Data items:
----

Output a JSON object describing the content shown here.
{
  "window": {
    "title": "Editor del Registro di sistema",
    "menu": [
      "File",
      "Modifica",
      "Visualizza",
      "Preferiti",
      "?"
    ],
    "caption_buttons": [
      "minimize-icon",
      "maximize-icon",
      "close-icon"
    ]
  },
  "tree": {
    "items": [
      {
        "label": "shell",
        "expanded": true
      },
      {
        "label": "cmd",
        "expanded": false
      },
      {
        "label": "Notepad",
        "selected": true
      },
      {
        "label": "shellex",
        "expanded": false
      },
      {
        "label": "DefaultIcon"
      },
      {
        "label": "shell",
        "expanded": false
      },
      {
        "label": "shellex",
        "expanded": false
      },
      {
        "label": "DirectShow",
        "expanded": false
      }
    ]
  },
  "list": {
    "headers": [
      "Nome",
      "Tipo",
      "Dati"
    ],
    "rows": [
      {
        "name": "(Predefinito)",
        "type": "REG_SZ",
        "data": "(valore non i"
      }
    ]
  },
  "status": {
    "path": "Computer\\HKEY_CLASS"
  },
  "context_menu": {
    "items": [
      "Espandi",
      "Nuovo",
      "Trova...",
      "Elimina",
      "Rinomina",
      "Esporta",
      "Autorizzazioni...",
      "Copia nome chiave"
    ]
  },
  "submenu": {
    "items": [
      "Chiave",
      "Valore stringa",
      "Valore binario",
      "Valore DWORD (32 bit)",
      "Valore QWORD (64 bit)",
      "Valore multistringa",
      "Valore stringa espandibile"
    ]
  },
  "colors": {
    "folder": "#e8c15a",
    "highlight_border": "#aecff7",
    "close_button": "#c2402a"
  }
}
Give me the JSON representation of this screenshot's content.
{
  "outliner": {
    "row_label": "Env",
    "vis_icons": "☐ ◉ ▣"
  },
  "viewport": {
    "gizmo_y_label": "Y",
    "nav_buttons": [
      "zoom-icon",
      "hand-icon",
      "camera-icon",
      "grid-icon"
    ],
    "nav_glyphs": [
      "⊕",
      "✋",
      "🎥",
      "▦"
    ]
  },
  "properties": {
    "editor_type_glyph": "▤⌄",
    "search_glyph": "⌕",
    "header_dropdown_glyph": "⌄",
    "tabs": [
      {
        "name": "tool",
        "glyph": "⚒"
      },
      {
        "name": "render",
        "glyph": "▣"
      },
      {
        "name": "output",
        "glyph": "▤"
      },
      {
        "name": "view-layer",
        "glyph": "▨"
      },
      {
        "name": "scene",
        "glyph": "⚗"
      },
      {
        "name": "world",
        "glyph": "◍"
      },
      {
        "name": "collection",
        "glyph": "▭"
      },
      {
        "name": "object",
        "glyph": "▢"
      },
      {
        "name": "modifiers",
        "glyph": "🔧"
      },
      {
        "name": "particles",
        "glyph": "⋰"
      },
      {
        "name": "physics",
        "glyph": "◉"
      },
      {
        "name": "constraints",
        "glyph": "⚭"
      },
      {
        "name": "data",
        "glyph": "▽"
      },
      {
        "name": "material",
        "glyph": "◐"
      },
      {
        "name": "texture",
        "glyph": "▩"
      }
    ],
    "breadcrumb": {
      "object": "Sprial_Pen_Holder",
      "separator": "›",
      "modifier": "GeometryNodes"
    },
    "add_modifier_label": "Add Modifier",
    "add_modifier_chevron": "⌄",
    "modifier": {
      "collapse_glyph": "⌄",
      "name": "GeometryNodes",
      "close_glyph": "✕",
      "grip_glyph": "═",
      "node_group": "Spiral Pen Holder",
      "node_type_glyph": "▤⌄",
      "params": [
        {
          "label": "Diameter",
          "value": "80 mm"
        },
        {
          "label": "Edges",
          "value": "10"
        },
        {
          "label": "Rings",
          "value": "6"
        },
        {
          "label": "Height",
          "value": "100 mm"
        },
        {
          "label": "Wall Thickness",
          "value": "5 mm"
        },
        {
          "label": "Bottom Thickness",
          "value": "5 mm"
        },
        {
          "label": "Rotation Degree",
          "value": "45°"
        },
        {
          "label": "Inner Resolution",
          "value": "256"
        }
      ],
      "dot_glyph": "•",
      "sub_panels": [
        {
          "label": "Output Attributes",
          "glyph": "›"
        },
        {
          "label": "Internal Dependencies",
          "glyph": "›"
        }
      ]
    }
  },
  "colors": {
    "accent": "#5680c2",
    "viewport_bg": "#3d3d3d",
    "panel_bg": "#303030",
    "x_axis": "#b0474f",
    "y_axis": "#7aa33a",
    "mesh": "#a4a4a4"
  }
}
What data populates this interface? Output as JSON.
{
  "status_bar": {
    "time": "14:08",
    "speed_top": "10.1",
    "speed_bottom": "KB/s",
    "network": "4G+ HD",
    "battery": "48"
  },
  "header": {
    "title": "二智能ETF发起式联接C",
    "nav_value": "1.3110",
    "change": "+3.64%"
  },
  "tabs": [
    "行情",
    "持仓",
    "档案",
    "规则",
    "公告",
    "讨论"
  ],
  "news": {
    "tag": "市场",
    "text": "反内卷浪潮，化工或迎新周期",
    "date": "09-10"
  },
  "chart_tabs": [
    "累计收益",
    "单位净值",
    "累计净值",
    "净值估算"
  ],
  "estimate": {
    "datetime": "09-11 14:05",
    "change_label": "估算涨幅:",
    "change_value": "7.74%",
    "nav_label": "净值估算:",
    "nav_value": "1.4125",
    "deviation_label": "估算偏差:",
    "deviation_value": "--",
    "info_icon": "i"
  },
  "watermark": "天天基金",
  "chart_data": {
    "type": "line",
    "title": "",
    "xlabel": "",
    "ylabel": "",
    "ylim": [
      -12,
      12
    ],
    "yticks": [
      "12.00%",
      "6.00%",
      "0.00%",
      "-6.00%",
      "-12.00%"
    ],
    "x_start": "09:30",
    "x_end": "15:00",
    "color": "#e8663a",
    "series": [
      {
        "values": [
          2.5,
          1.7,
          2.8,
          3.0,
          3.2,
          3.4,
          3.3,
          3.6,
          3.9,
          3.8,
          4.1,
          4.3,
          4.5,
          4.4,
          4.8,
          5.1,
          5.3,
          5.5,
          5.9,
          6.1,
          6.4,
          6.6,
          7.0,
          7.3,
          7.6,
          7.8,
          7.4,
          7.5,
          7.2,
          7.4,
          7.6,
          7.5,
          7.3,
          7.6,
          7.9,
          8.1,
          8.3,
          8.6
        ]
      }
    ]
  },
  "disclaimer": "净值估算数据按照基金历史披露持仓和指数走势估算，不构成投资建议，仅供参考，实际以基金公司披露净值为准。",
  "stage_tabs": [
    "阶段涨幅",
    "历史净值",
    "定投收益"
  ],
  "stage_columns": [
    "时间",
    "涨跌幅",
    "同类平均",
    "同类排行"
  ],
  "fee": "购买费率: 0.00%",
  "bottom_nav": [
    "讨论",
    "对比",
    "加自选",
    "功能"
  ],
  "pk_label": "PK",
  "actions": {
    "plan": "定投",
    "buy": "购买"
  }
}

----

### GOAL
Write every line of the material above again, exactly.

### ANSWER IN FULL
Output a JSON object describing the content shown here.
{
  "window": {
    "title": "Editor del Registro di sistema",
    "menu": [
      "File",
      "Modifica",
      "Visualizza",
      "Preferiti",
      "?"
    ],
    "caption_buttons": [
      "minimize-icon",
      "maximize-icon",
      "close-icon"
    ]
  },
  "tree": {
    "items": [
      {
        "label": "shell",
        "expanded": true
      },
      {
        "label": "cmd",
        "expanded": false
      },
      {
        "label": "Notepad",
        "selected": true
      },
      {
        "label": "shellex",
        "expanded": false
      },
      {
        "label": "DefaultIcon"
      },
      {
        "label": "shell",
        "expanded": false
      },
      {
        "label": "shellex",
        "expanded": false
      },
      {
        "label": "DirectShow",
        "expanded": false
      }
    ]
  },
  "list": {
    "headers": [
      "Nome",
      "Tipo",
      "Dati"
    ],
    "rows": [
      {
        "name": "(Predefinito)",
        "type": "REG_SZ",
        "data": "(valore non i"
      }
    ]
  },
  "status": {
    "path": "Computer\\HKEY_CLASS"
  },
  "context_menu": {
    "items": [
      "Espandi",
      "Nuovo",
      "Trova...",
      "Elimina",
      "Rinomina",
      "Esporta",
      "Autorizzazioni...",
      "Copia nome chiave"
    ]
  },
  "submenu": {
    "items": [
      "Chiave",
      "Valore stringa",
      "Valore binario",
      "Valore DWORD (32 bit)",
      "Valore QWORD (64 bit)",
      "Valore multistringa",
      "Valore stringa espandibile"
    ]
  },
  "colors": {
    "folder": "#e8c15a",
    "highlight_border": "#aecff7",
    "close_button": "#c2402a"
  }
}
Give me the JSON representation of this screenshot's content.
{
  "outliner": {
    "row_label": "Env",
    "vis_icons": "☐ ◉ ▣"
  },
  "viewport": {
    "gizmo_y_label": "Y",
    "nav_buttons": [
      "zoom-icon",
      "hand-icon",
      "camera-icon",
      "grid-icon"
    ],
    "nav_glyphs": [
      "⊕",
      "✋",
      "🎥",
      "▦"
    ]
  },
  "properties": {
    "editor_type_glyph": "▤⌄",
    "search_glyph": "⌕",
    "header_dropdown_glyph": "⌄",
    "tabs": [
      {
        "name": "tool",
        "glyph": "⚒"
      },
      {
        "name": "render",
        "glyph": "▣"
      },
      {
        "name": "output",
        "glyph": "▤"
      },
      {
        "name": "view-layer",
        "glyph": "▨"
      },
      {
        "name": "scene",
        "glyph": "⚗"
      },
      {
        "name": "world",
        "glyph": "◍"
      },
      {
        "name": "collection",
        "glyph": "▭"
      },
      {
        "name": "object",
        "glyph": "▢"
      },
      {
        "name": "modifiers",
        "glyph": "🔧"
      },
      {
        "name": "particles",
        "glyph": "⋰"
      },
      {
        "name": "physics",
        "glyph": "◉"
      },
      {
        "name": "constraints",
        "glyph": "⚭"
      },
      {
        "name": "data",
        "glyph": "▽"
      },
      {
        "name": "material",
        "glyph": "◐"
      },
      {
        "name": "texture",
        "glyph": "▩"
      }
    ],
    "breadcrumb": {
      "object": "Sprial_Pen_Holder",
      "separator": "›",
      "modifier": "GeometryNodes"
    },
    "add_modifier_label": "Add Modifier",
    "add_modifier_chevron": "⌄",
    "modifier": {
      "collapse_glyph": "⌄",
      "name": "GeometryNodes",
      "close_glyph": "✕",
      "grip_glyph": "═",
      "node_group": "Spiral Pen Holder",
      "node_type_glyph": "▤⌄",
      "params": [
        {
          "label": "Diameter",
          "value": "80 mm"
        },
        {
          "label": "Edges",
          "value": "10"
        },
        {
          "label": "Rings",
          "value": "6"
        },
        {
          "label": "Height",
          "value": "100 mm"
        },
        {
          "label": "Wall Thickness",
          "value": "5 mm"
        },
        {
          "label": "Bottom Thickness",
          "value": "5 mm"
        },
        {
          "label": "Rotation Degree",
          "value": "45°"
        },
        {
          "label": "Inner Resolution",
          "value": "256"
        }
      ],
      "dot_glyph": "•",
      "sub_panels": [
        {
          "label": "Output Attributes",
          "glyph": "›"
        },
        {
          "label": "Internal Dependencies",
          "glyph": "›"
        }
      ]
    }
  },
  "colors": {
    "accent": "#5680c2",
    "viewport_bg": "#3d3d3d",
    "panel_bg": "#303030",
    "x_axis": "#b0474f",
    "y_axis": "#7aa33a",
    "mesh": "#a4a4a4"
  }
}
What data populates this interface? Output as JSON.
{
  "status_bar": {
    "time": "14:08",
    "speed_top": "10.1",
    "speed_bottom": "KB/s",
    "network": "4G+ HD",
    "battery": "48"
  },
  "header": {
    "title": "二智能ETF发起式联接C",
    "nav_value": "1.3110",
    "change": "+3.64%"
  },
  "tabs": [
    "行情",
    "持仓",
    "档案",
    "规则",
    "公告",
    "讨论"
  ],
  "news": {
    "tag": "市场",
    "text": "反内卷浪潮，化工或迎新周期",
    "date": "09-10"
  },
  "chart_tabs": [
    "累计收益",
    "单位净值",
    "累计净值",
    "净值估算"
  ],
  "estimate": {
    "datetime": "09-11 14:05",
    "change_label": "估算涨幅:",
    "change_value": "7.74%",
    "nav_label": "净值估算:",
    "nav_value": "1.4125",
    "deviation_label": "估算偏差:",
    "deviation_value": "--",
    "info_icon": "i"
  },
  "watermark": "天天基金",
  "chart_data": {
    "type": "line",
    "title": "",
    "xlabel": "",
    "ylabel": "",
    "ylim": [
      -12,
      12
    ],
    "yticks": [
      "12.00%",
      "6.00%",
      "0.00%",
      "-6.00%",
      "-12.00%"
    ],
    "x_start": "09:30",
    "x_end": "15:00",
    "color": "#e8663a",
    "series": [
      {
        "values": [
          2.5,
          1.7,
          2.8,
          3.0,
          3.2,
          3.4,
          3.3,
          3.6,
          3.9,
          3.8,
          4.1,
          4.3,
          4.5,
          4.4,
          4.8,
          5.1,
          5.3,
          5.5,
          5.9,
          6.1,
          6.4,
          6.6,
          7.0,
          7.3,
          7.6,
          7.8,
          7.4,
          7.5,
          7.2,
          7.4,
          7.6,
          7.5,
          7.3,
          7.6,
          7.9,
          8.1,
          8.3,
          8.6
        ]
      }
    ]
  },
  "disclaimer": "净值估算数据按照基金历史披露持仓和指数走势估算，不构成投资建议，仅供参考，实际以基金公司披露净值为准。",
  "stage_tabs": [
    "阶段涨幅",
    "历史净值",
    "定投收益"
  ],
  "stage_columns": [
    "时间",
    "涨跌幅",
    "同类平均",
    "同类排行"
  ],
  "fee": "购买费率: 0.00%",
  "bottom_nav": [
    "讨论",
    "对比",
    "加自选",
    "功能"
  ],
  "pk_label": "PK",
  "actions": {
    "plan": "定投",
    "buy": "购买"
  }
}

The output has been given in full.